-- Begin Listed records --
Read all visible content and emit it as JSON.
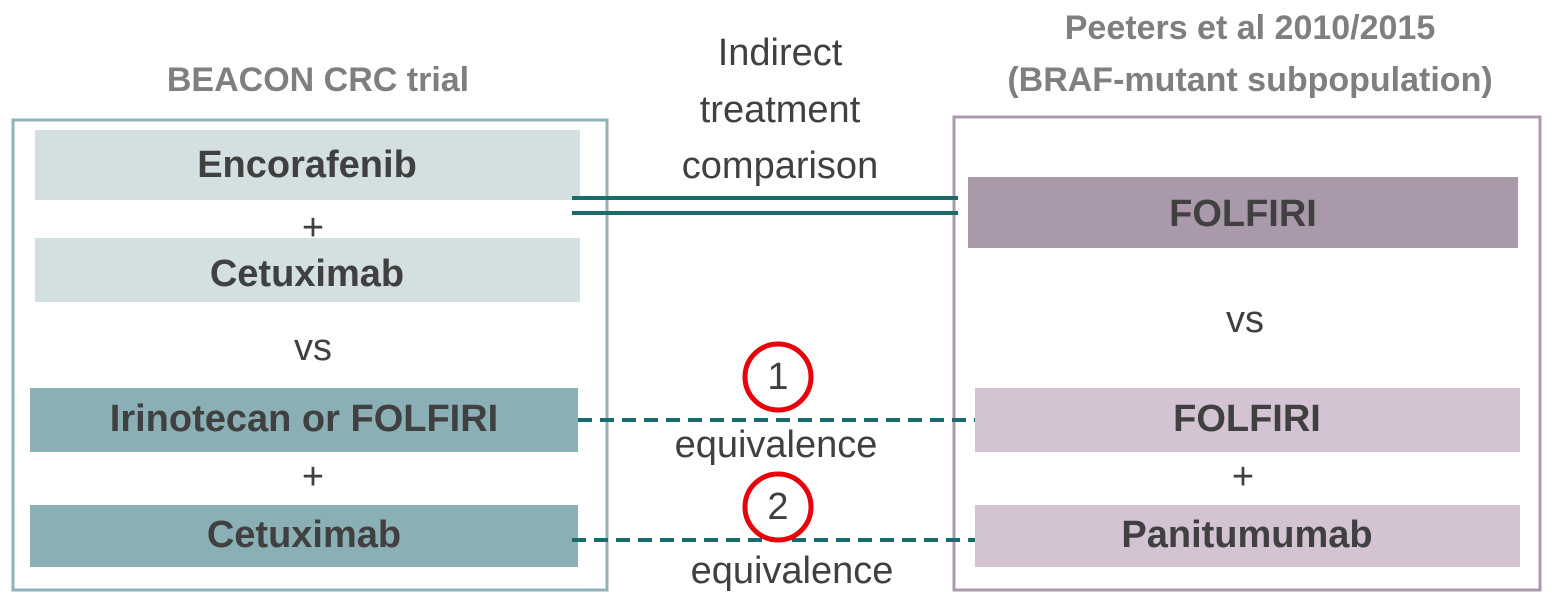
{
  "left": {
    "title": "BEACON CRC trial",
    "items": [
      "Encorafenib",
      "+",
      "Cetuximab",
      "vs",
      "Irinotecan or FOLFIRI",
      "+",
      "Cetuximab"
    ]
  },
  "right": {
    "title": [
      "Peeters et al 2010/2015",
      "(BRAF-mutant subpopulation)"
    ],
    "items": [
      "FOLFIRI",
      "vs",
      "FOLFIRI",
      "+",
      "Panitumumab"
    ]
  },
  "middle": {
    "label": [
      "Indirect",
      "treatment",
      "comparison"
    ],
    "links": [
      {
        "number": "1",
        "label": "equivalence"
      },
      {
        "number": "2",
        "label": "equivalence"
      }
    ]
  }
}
-- End Listed records --
### Stated goal:
The records above need to be restated word for word, with the pictures left out.

### Output below:
Read all visible content and emit it as JSON.
{
  "left": {
    "title": "BEACON CRC trial",
    "items": [
      "Encorafenib",
      "+",
      "Cetuximab",
      "vs",
      "Irinotecan or FOLFIRI",
      "+",
      "Cetuximab"
    ]
  },
  "right": {
    "title": [
      "Peeters et al 2010/2015",
      "(BRAF-mutant subpopulation)"
    ],
    "items": [
      "FOLFIRI",
      "vs",
      "FOLFIRI",
      "+",
      "Panitumumab"
    ]
  },
  "middle": {
    "label": [
      "Indirect",
      "treatment",
      "comparison"
    ],
    "links": [
      {
        "number": "1",
        "label": "equivalence"
      },
      {
        "number": "2",
        "label": "equivalence"
      }
    ]
  }
}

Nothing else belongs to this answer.